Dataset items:
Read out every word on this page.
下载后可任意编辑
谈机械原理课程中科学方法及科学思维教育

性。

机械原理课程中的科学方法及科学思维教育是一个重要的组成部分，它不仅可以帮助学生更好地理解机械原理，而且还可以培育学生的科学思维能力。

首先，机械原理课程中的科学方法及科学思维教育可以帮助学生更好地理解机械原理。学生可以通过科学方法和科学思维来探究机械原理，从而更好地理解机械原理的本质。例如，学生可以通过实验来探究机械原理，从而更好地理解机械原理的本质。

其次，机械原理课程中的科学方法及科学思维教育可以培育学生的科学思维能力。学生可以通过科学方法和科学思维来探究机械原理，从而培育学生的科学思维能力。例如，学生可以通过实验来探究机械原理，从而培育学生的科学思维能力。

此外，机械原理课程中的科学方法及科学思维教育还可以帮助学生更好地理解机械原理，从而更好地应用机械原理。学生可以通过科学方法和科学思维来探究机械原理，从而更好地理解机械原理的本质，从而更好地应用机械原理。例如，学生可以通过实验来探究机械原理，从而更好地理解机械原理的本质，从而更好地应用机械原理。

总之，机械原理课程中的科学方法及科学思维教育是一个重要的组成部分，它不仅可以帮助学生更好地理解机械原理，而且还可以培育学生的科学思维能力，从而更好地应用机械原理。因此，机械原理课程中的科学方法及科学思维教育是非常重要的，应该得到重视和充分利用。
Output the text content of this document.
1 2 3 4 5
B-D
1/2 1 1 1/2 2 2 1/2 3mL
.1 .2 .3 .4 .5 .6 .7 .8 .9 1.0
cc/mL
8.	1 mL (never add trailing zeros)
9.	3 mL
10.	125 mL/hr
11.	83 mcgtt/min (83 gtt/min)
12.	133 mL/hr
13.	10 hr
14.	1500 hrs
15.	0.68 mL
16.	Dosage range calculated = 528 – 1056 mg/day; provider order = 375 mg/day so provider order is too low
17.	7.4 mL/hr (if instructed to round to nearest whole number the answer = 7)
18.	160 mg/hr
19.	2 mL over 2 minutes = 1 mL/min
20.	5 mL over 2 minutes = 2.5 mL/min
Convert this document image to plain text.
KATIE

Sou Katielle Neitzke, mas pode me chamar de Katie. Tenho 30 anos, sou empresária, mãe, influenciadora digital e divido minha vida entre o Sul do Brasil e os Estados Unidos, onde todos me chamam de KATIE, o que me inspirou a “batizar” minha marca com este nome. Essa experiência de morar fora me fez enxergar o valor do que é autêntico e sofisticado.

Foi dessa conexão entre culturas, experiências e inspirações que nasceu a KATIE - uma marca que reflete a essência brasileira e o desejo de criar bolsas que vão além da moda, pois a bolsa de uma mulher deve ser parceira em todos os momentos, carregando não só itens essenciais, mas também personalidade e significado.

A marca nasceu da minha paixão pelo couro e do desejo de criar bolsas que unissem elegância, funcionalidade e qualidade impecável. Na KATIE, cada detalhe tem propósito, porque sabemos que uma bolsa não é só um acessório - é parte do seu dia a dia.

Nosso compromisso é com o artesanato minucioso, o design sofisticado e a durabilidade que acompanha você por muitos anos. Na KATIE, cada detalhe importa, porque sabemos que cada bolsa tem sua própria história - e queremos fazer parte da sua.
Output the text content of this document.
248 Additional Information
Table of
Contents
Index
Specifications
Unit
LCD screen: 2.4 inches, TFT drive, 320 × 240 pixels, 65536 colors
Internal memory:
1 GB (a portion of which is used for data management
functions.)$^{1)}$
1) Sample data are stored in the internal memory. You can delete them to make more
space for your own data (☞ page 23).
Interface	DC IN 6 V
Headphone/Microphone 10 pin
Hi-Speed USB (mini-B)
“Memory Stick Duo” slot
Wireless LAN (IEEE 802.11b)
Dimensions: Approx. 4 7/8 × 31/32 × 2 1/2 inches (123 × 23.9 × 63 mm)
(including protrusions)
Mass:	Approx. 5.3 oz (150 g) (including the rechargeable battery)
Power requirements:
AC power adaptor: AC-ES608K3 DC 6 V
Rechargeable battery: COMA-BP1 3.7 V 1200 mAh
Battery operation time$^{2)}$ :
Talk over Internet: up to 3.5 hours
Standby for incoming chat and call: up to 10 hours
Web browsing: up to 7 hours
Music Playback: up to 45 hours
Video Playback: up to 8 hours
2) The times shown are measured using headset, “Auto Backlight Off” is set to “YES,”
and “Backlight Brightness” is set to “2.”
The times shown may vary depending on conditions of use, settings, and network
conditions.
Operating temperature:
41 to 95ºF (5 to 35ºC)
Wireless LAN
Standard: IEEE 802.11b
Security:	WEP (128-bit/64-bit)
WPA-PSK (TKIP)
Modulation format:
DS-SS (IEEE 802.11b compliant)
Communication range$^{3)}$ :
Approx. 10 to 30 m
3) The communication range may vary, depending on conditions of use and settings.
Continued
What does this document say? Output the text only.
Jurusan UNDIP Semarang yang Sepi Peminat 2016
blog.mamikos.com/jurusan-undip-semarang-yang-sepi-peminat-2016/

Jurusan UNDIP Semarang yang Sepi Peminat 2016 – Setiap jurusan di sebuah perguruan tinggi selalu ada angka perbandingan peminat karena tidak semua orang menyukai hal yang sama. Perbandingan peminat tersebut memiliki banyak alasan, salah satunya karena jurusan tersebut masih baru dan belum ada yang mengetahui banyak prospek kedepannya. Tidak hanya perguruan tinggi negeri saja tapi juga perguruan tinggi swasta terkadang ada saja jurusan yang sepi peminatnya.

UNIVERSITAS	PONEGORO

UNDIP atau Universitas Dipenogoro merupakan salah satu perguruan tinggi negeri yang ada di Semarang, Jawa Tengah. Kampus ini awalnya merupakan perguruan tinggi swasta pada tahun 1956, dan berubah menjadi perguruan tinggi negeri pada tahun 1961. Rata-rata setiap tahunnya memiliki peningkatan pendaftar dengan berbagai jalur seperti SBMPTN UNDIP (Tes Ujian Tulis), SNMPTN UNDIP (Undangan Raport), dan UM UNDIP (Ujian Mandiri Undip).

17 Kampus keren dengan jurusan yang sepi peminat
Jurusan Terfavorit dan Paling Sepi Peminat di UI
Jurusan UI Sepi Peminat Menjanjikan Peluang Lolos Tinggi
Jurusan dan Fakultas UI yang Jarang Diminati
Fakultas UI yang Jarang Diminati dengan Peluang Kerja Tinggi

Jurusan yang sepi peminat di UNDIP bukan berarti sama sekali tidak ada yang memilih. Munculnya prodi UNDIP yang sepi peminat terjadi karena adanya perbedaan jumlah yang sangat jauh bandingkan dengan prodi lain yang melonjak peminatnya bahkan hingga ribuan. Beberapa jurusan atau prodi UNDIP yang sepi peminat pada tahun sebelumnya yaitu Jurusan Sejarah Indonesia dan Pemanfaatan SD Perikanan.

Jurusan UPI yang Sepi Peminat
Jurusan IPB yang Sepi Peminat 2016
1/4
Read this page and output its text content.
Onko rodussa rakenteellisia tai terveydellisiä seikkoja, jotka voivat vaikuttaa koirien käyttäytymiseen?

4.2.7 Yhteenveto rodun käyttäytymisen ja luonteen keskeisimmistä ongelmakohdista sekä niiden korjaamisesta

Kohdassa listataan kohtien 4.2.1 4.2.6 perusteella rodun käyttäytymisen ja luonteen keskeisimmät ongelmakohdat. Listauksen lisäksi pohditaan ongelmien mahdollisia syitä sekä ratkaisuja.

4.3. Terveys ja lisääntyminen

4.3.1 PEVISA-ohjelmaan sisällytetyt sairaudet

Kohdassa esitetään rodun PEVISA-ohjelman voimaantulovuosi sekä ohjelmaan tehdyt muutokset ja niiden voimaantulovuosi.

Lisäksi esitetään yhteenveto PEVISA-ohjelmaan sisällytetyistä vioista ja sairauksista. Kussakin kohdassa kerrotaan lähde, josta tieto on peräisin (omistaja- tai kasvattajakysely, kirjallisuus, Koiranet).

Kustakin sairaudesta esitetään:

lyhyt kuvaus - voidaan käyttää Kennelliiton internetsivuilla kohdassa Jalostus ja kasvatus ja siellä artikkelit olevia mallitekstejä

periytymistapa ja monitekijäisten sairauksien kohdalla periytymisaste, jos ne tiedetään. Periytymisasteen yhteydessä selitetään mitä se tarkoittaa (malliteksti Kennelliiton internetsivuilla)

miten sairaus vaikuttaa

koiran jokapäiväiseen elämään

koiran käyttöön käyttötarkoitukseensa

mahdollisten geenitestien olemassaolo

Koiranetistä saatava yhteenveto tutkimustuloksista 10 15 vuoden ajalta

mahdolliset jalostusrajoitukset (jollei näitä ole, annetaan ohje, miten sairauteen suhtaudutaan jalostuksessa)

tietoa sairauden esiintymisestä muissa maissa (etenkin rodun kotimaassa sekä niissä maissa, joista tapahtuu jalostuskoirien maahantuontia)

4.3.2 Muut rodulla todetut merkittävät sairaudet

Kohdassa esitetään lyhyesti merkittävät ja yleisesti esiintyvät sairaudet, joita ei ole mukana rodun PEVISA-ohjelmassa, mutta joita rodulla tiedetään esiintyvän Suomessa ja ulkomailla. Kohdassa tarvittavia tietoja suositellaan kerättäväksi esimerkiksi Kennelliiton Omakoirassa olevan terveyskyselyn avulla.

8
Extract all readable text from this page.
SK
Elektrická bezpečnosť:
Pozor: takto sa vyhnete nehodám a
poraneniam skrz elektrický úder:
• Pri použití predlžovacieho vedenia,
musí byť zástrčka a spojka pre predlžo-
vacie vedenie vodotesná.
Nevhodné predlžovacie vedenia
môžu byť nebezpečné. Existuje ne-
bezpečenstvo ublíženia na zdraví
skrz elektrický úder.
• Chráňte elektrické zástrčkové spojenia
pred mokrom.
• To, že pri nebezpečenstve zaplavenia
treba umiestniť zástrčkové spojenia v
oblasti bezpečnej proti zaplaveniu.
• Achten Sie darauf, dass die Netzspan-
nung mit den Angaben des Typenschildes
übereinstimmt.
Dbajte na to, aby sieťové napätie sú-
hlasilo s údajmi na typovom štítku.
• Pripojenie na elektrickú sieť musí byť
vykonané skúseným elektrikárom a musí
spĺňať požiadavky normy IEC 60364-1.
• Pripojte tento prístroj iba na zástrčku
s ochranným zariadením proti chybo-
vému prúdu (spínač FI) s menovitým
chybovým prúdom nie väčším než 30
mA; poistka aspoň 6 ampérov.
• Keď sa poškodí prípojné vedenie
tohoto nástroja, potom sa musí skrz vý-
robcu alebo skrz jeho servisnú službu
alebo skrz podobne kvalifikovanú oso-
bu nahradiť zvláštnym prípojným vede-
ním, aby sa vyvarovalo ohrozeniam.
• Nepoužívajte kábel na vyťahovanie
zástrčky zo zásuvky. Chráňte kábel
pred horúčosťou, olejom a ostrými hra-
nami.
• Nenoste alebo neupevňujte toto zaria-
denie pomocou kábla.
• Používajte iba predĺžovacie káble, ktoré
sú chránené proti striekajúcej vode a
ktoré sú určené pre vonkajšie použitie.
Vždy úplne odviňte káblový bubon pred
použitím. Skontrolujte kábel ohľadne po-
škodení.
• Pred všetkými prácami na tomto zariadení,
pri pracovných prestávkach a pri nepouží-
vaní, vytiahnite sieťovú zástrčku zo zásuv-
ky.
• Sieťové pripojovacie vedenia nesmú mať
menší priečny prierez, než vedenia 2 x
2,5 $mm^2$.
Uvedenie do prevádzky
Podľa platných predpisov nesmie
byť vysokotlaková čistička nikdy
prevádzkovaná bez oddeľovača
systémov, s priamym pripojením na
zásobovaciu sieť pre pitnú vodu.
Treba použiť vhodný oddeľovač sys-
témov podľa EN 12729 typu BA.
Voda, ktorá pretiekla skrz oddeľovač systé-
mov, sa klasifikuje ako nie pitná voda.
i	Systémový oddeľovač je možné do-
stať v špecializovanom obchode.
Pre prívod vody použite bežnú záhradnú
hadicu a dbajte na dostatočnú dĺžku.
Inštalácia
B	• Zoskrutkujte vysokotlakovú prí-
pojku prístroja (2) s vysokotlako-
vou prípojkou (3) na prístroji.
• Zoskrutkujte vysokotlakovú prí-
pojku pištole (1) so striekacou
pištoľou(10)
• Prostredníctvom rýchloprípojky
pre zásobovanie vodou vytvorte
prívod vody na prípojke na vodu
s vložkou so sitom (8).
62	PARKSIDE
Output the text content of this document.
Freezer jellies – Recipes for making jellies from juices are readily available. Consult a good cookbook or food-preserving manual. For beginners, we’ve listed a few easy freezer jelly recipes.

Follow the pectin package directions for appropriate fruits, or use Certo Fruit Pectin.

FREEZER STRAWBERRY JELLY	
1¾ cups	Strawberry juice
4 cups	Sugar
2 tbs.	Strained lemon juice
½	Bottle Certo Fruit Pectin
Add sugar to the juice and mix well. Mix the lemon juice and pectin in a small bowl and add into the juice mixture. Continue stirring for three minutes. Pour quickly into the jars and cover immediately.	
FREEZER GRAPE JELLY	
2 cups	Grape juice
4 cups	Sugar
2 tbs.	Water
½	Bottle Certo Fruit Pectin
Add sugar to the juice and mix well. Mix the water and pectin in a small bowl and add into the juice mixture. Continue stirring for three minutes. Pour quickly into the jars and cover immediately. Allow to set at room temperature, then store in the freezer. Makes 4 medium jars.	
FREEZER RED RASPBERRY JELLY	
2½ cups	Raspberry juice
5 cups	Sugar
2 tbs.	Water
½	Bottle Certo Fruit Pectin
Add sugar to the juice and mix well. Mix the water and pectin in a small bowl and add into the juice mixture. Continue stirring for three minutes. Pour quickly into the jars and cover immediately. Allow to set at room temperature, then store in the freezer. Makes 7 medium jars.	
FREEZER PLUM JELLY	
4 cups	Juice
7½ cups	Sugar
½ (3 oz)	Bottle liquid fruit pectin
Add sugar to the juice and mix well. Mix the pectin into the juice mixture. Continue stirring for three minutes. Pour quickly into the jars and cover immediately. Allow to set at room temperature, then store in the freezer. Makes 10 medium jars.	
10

=== DESCRIPTION OF THE TASK ===
Find every line in the records that contains the word "rodulla"; copy those lines.

=== COMPLETE ANSWER ===
4.3.2 Muut rodulla todetut merkittävät sairaudet
Kohdassa esitetään lyhyesti merkittävät ja yleisesti esiintyvät sairaudet, joita ei ole mukana rodun PEVISA-ohjelmassa, mutta joita rodulla tiedetään esiintyvän Suomessa ja ulkomailla. Kohdassa tarvittavia tietoja suositellaan kerättäväksi esimerkiksi Kennelliiton Omakoirassa olevan terveyskyselyn avulla.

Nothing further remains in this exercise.